[Collection entries]

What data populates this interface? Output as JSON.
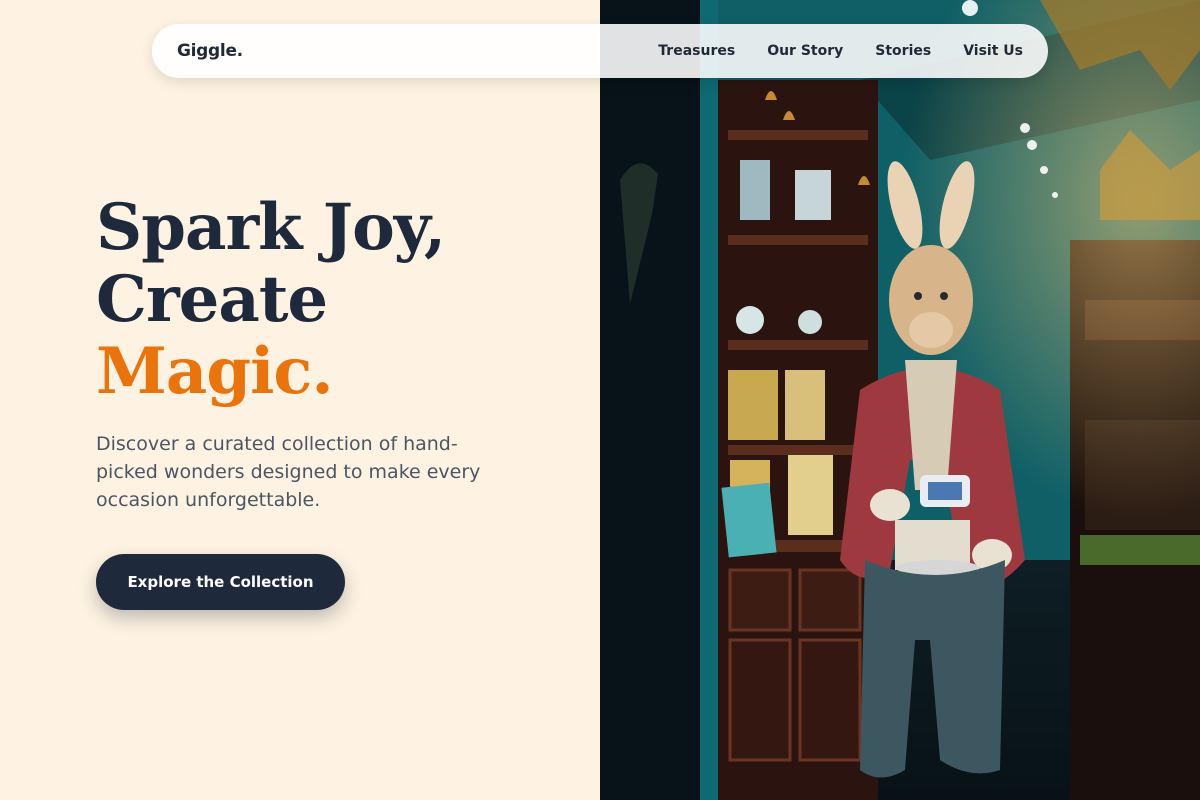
{
  "brand": {
    "logo": "Giggle."
  },
  "nav": {
    "items": [
      {
        "label": "Treasures"
      },
      {
        "label": "Our Story"
      },
      {
        "label": "Stories"
      },
      {
        "label": "Visit Us"
      }
    ]
  },
  "hero": {
    "headline_line1": "Spark Joy,",
    "headline_line2": "Create",
    "headline_line3": "Magic.",
    "description": "Discover a curated collection of hand-picked wonders designed to make every occasion unforgettable.",
    "cta_label": "Explore the Collection"
  },
  "colors": {
    "background": "#fef3e2",
    "heading": "#1e293b",
    "accent": "#ea730b",
    "body_text": "#4b5563",
    "button": "#1e293b",
    "teal": "#0d6e73"
  },
  "image": {
    "alt": "Shop interior with a rabbit statue in a red coat holding a teacup"
  }
}
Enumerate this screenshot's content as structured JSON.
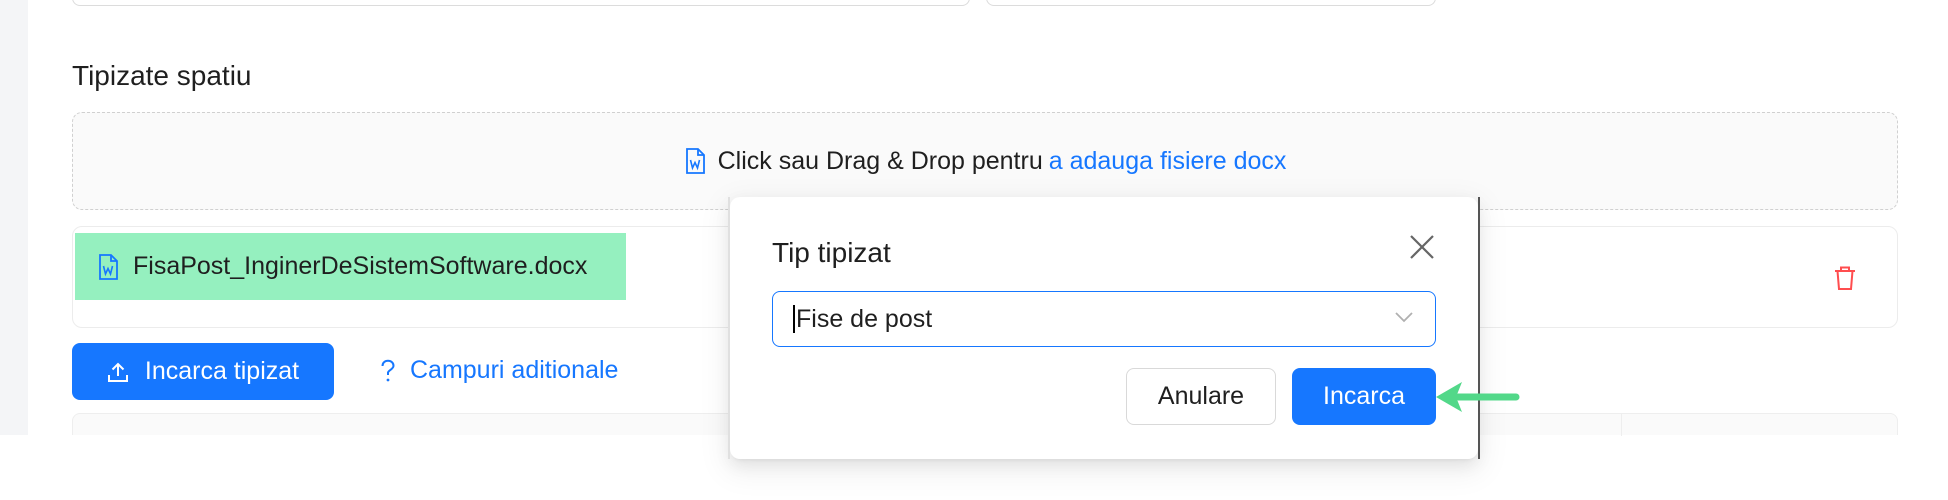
{
  "section": {
    "title": "Tipizate spatiu"
  },
  "dropzone": {
    "text": "Click sau Drag & Drop pentru",
    "link": "a adauga fisiere docx",
    "icon": "docx-file-icon"
  },
  "file_list": [
    {
      "name": "FisaPost_InginerDeSistemSoftware.docx",
      "icon": "docx-file-icon",
      "action_icon": "trash-icon"
    }
  ],
  "actions": {
    "upload_label": "Incarca tipizat",
    "help_label": "Campuri aditionale"
  },
  "modal": {
    "title": "Tip tipizat",
    "select_value": "Fise de post",
    "cancel_label": "Anulare",
    "ok_label": "Incarca"
  },
  "colors": {
    "primary": "#1677ff",
    "highlight": "#95f0bf",
    "danger": "#ff4d4f",
    "arrow": "#52d889"
  }
}
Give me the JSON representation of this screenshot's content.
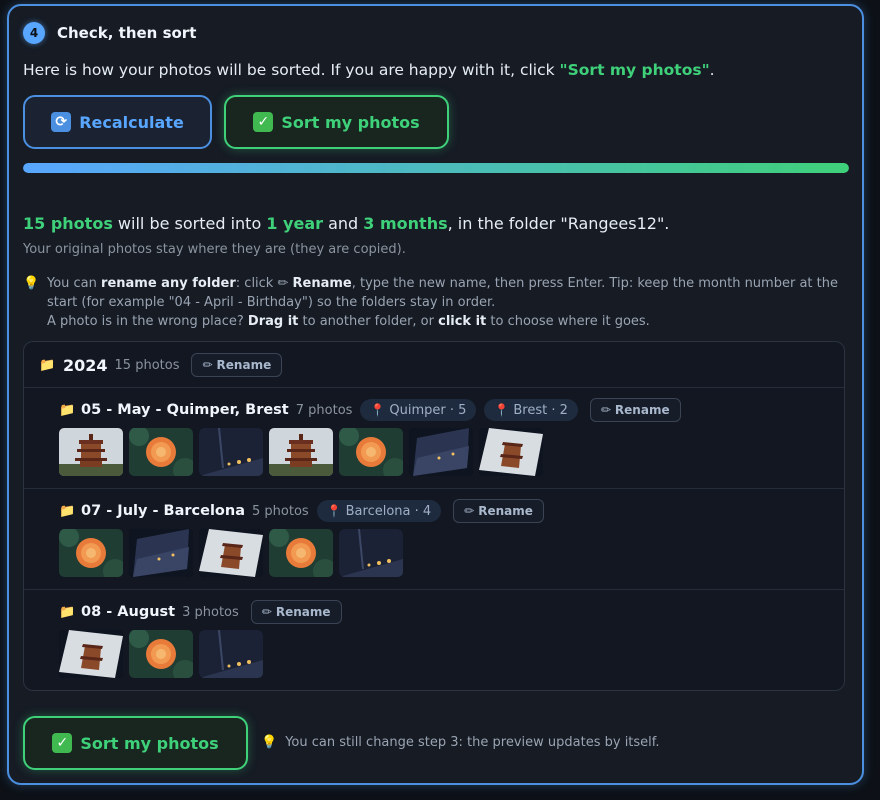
{
  "step": {
    "number": "4",
    "title": "Check, then sort"
  },
  "intro": {
    "before": "Here is how your photos will be sorted. If you are happy with it, click ",
    "highlight": "\"Sort my photos\"",
    "after": "."
  },
  "buttons": {
    "recalculate": "Recalculate",
    "sort": "Sort my photos"
  },
  "progress": {
    "percent": 100
  },
  "summary": {
    "photos": "15 photos",
    "t1": " will be sorted into ",
    "years": "1 year",
    "t2": " and ",
    "months": "3 months",
    "t3": ", in the folder \"Rangees12\".",
    "sub": "Your original photos stay where they are (they are copied)."
  },
  "tip": {
    "p1": "You can ",
    "b1": "rename any folder",
    "p2": ": click ✏ ",
    "b2": "Rename",
    "p3": ", type the new name, then press Enter. Tip: keep the month number at the start (for example \"04 - April - Birthday\") so the folders stay in order.",
    "p4": "A photo is in the wrong place? ",
    "b3": "Drag it",
    "p5": " to another folder, or ",
    "b4": "click it",
    "p6": " to choose where it goes."
  },
  "rename_label": "Rename",
  "tree": {
    "year": "2024",
    "year_count": "15 photos",
    "months": [
      {
        "name": "05 - May - Quimper, Brest",
        "count": "7 photos",
        "locations": [
          "Quimper · 5",
          "Brest · 2"
        ],
        "thumbs": [
          "pagoda",
          "dahlia",
          "night-street",
          "pagoda",
          "dahlia",
          "street-tilted",
          "pagoda-tilted"
        ]
      },
      {
        "name": "07 - July - Barcelona",
        "count": "5 photos",
        "locations": [
          "Barcelona · 4"
        ],
        "thumbs": [
          "dahlia",
          "street-tilted",
          "pagoda-tilted",
          "dahlia",
          "night-street"
        ]
      },
      {
        "name": "08 - August",
        "count": "3 photos",
        "locations": [],
        "thumbs": [
          "pagoda-tilted",
          "dahlia",
          "night-street"
        ]
      }
    ]
  },
  "footer": {
    "button": "Sort my photos",
    "note": "You can still change step 3: the preview updates by itself."
  },
  "colors": {
    "accent_blue": "#58a6ff",
    "accent_green": "#3fd07a"
  }
}
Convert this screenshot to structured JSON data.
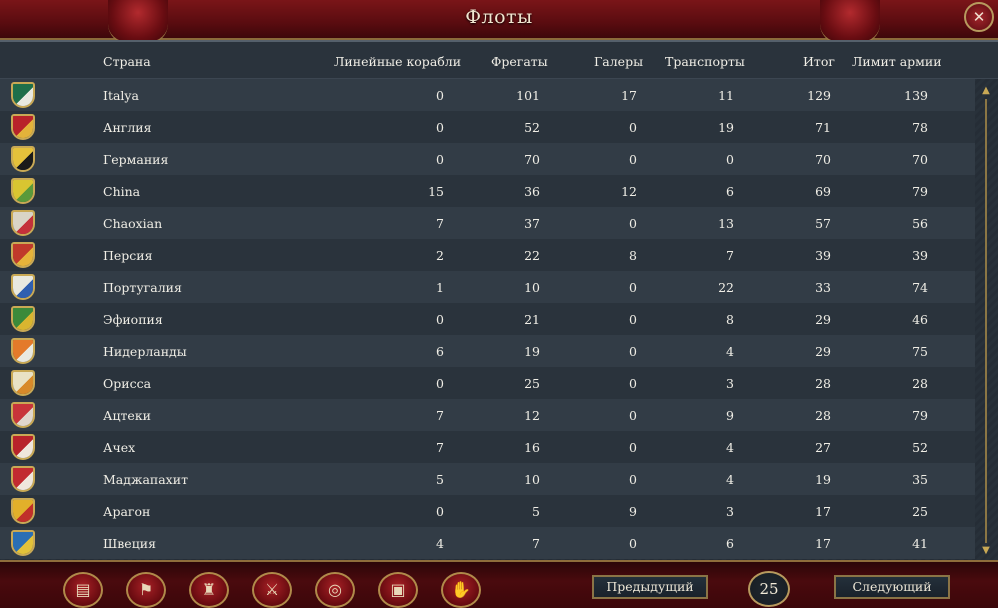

[SHORT PROBLEM] Write out every record above exactly as it stands, but leave out the pictures.

[SOLVED EXERCISE]
What data populates this interface? Output as JSON.
{
  "brand": {
    "logo": "Giggle."
  },
  "nav": {
    "items": [
      {
        "label": "Treasures"
      },
      {
        "label": "Our Story"
      },
      {
        "label": "Stories"
      },
      {
        "label": "Visit Us"
      }
    ]
  },
  "hero": {
    "headline_line1": "Spark Joy,",
    "headline_line2": "Create",
    "headline_line3": "Magic.",
    "description": "Discover a curated collection of hand-picked wonders designed to make every occasion unforgettable.",
    "cta_label": "Explore the Collection"
  },
  "colors": {
    "background": "#fef3e2",
    "heading": "#1e293b",
    "accent": "#ea730b",
    "body_text": "#4b5563",
    "button": "#1e293b",
    "teal": "#0d6e73"
  },
  "image": {
    "alt": "Shop interior with a rabbit statue in a red coat holding a teacup"
  }
}
Enumerate this screenshot's content as structured JSON.
{
  "section": {
    "title": "Tipizate spatiu"
  },
  "dropzone": {
    "text": "Click sau Drag & Drop pentru",
    "link": "a adauga fisiere docx",
    "icon": "docx-file-icon"
  },
  "file_list": [
    {
      "name": "FisaPost_InginerDeSistemSoftware.docx",
      "icon": "docx-file-icon",
      "action_icon": "trash-icon"
    }
  ],
  "actions": {
    "upload_label": "Incarca tipizat",
    "help_label": "Campuri aditionale"
  },
  "modal": {
    "title": "Tip tipizat",
    "select_value": "Fise de post",
    "cancel_label": "Anulare",
    "ok_label": "Incarca"
  },
  "colors": {
    "primary": "#1677ff",
    "highlight": "#95f0bf",
    "danger": "#ff4d4f",
    "arrow": "#52d889"
  }
}
Give me the JSON representation of this screenshot's content.
{
  "step": {
    "number": "4",
    "title": "Check, then sort"
  },
  "intro": {
    "before": "Here is how your photos will be sorted. If you are happy with it, click ",
    "highlight": "\"Sort my photos\"",
    "after": "."
  },
  "buttons": {
    "recalculate": "Recalculate",
    "sort": "Sort my photos"
  },
  "progress": {
    "percent": 100
  },
  "summary": {
    "photos": "15 photos",
    "t1": " will be sorted into ",
    "years": "1 year",
    "t2": " and ",
    "months": "3 months",
    "t3": ", in the folder \"Rangees12\".",
    "sub": "Your original photos stay where they are (they are copied)."
  },
  "tip": {
    "p1": "You can ",
    "b1": "rename any folder",
    "p2": ": click ✏ ",
    "b2": "Rename",
    "p3": ", type the new name, then press Enter. Tip: keep the month number at the start (for example \"04 - April - Birthday\") so the folders stay in order.",
    "p4": "A photo is in the wrong place? ",
    "b3": "Drag it",
    "p5": " to another folder, or ",
    "b4": "click it",
    "p6": " to choose where it goes."
  },
  "rename_label": "Rename",
  "tree": {
    "year": "2024",
    "year_count": "15 photos",
    "months": [
      {
        "name": "05 - May - Quimper, Brest",
        "count": "7 photos",
        "locations": [
          "Quimper · 5",
          "Brest · 2"
        ],
        "thumbs": [
          "pagoda",
          "dahlia",
          "night-street",
          "pagoda",
          "dahlia",
          "street-tilted",
          "pagoda-tilted"
        ]
      },
      {
        "name": "07 - July - Barcelona",
        "count": "5 photos",
        "locations": [
          "Barcelona · 4"
        ],
        "thumbs": [
          "dahlia",
          "street-tilted",
          "pagoda-tilted",
          "dahlia",
          "night-street"
        ]
      },
      {
        "name": "08 - August",
        "count": "3 photos",
        "locations": [],
        "thumbs": [
          "pagoda-tilted",
          "dahlia",
          "night-street"
        ]
      }
    ]
  },
  "footer": {
    "button": "Sort my photos",
    "note": "You can still change step 3: the preview updates by itself."
  },
  "colors": {
    "accent_blue": "#58a6ff",
    "accent_green": "#3fd07a"
  }
}
Convert this screenshot to structured JSON data.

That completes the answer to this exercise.